ASSIGNED TASK:
Answer these questions from the passage on Oren Cass and comparative advantage:
(a) Which comedy is the villain Mugatu from?
(b) What post did Donald Boudreaux formerly hold at George Mason?
(c) According to Boudreaux, what would happen to almost all Americans who performed jobs "returned" to America?

SUPPLIED PASSAGE:
Last week I wrote about the basic economic illiteracy behind of Oren Cass’s case for industrial policy. So basic were the mistakes that I thought perhaps I had misread Cass’s argument. Like the villainous Mugatu from the comedy Zoolander I asked myself, “Doesn’t anybody notice this? I feel like I’m taking crazy pills!”
Thankfully the economist Donald Boudreaux, former economics-department chair at George Mason, writing today for AIER has reassured me that Oren Cass’s comparative advantage is not his discussion of comparative advantage:
The minor mistakes include Cass’s claim that most economists, when they theorize about trade, disregard, or at least discount, the fact that comparative advantage is (to use his term) “endogenous.” In fact, however, all competent economists know full well that the pattern of comparative advantage changes frequently and is largely the product of legal, political, social, and economic institutions as well as of individuals’ conscious choices regarding their occupations. While economists typically hold the pattern of comparative advantage “fixed” in order to clearly demonstrate its elementary logic, no competent economist believes that comparative advantage is fixed in the real world, needing only to be “discovered.” Nor does any competent economist insist that comparative advantage is exogenously imposed by nature and impervious to human attempts to alter it.
Boudreaux also points out Cass’s ignorance of the fact that low wages reflect low productivity:
Manufacturers operate in low-wage countries not because they can exploit workers there, but because those workers – having worse alternatives than those available to workers in the U.S. and other high-wage countries – have a comparative advantage at performing low-value-added manufacturing tasks. It’s mysterious why Cass, along with other ‘economic nationalists,’ wish such manufacturing tasks to be performed by Americans, who have comparative advantages at performing much higher value-added tasks and, as a result, are paid much-higher wages. Because Cass mistakenly believes that low wages in “cheap labor” countries reflect, not low productivity, but exploitation, he’s blind to the fact that, were such jobs ‘returned’ to America, almost all Americans who perform those jobs would take substantial pay cuts.

DATA FOR ANALYSIS:
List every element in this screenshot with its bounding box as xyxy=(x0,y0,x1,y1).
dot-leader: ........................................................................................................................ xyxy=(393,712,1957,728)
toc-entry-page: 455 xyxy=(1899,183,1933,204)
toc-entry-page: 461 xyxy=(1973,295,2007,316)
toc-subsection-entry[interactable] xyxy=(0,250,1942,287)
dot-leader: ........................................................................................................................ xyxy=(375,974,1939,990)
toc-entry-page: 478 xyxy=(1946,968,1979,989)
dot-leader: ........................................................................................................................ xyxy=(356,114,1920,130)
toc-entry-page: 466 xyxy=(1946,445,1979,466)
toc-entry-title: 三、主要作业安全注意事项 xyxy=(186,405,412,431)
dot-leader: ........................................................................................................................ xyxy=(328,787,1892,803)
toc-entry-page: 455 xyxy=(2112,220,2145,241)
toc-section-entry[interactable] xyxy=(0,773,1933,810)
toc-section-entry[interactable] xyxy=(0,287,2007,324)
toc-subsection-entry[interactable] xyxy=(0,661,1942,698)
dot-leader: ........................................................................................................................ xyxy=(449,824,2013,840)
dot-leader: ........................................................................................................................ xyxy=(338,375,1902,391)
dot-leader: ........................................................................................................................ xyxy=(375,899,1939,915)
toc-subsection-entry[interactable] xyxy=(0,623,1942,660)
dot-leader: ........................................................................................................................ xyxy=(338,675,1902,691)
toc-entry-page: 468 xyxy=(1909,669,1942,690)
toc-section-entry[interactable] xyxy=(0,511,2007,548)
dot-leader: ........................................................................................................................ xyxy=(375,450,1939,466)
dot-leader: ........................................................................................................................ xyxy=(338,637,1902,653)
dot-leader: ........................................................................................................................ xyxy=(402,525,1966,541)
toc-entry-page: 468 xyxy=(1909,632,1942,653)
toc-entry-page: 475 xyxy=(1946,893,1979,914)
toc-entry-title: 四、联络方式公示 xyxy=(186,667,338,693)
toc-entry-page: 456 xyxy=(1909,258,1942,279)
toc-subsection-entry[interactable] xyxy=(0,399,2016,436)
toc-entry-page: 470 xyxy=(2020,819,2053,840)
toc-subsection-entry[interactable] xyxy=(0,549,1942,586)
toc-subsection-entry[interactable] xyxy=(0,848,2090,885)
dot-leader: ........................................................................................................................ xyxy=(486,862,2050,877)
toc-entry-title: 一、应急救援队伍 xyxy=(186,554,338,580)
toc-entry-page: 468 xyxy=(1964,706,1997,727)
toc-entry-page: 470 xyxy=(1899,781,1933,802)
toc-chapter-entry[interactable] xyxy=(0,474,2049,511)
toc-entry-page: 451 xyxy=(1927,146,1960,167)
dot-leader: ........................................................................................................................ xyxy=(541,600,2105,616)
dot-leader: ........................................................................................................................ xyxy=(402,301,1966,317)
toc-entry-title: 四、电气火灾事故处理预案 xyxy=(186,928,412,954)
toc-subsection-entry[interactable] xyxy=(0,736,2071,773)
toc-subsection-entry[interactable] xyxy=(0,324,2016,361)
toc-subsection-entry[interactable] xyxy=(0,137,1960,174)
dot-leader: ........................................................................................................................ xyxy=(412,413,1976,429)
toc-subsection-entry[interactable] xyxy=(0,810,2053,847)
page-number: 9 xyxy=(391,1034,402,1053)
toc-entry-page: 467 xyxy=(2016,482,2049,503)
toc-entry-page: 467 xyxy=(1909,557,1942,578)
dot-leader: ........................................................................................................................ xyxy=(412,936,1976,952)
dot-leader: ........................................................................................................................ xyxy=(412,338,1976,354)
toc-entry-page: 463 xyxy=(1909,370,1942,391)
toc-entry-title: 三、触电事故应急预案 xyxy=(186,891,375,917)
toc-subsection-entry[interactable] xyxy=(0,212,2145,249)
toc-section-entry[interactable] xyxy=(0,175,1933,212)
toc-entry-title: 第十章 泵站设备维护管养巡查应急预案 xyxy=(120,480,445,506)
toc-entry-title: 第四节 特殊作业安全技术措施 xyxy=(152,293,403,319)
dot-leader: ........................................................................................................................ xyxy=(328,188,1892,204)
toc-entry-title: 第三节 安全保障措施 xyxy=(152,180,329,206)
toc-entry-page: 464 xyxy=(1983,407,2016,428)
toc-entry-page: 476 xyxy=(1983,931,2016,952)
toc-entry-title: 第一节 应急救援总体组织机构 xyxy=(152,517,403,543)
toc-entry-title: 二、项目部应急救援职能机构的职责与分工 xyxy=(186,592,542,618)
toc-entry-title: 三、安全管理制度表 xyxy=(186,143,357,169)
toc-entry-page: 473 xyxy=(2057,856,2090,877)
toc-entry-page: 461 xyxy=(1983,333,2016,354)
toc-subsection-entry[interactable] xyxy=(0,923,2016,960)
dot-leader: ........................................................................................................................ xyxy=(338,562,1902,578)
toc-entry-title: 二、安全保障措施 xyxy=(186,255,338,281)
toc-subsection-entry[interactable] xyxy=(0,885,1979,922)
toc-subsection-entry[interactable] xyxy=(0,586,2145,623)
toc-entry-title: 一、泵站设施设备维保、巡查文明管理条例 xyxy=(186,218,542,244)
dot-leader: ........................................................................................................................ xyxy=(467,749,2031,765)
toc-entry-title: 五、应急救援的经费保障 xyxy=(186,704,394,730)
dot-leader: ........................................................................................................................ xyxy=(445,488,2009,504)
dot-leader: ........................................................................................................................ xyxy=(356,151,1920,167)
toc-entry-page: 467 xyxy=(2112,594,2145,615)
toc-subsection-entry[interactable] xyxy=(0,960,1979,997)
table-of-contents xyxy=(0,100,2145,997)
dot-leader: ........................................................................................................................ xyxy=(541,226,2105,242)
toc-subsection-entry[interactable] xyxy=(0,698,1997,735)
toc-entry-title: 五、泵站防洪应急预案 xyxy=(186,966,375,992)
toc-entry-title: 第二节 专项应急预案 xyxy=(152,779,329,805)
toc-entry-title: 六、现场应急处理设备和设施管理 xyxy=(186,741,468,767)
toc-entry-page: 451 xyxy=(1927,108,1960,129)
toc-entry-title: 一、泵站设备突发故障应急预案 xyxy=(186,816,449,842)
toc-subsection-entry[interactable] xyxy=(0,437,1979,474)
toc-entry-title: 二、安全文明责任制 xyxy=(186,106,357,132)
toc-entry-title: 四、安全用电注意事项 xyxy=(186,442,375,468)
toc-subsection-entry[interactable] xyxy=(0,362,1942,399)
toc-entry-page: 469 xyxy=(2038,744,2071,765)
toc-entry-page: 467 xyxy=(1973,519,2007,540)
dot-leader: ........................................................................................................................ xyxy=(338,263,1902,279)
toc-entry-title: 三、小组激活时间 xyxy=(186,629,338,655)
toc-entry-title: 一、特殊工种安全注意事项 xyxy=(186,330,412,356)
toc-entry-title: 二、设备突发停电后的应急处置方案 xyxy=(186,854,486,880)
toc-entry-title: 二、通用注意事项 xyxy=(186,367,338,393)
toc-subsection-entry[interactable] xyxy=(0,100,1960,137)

EXPECTED ANSWER:
(a) Zoolander
(b) Chair of the economics department
(c) They would take substantial pay cuts.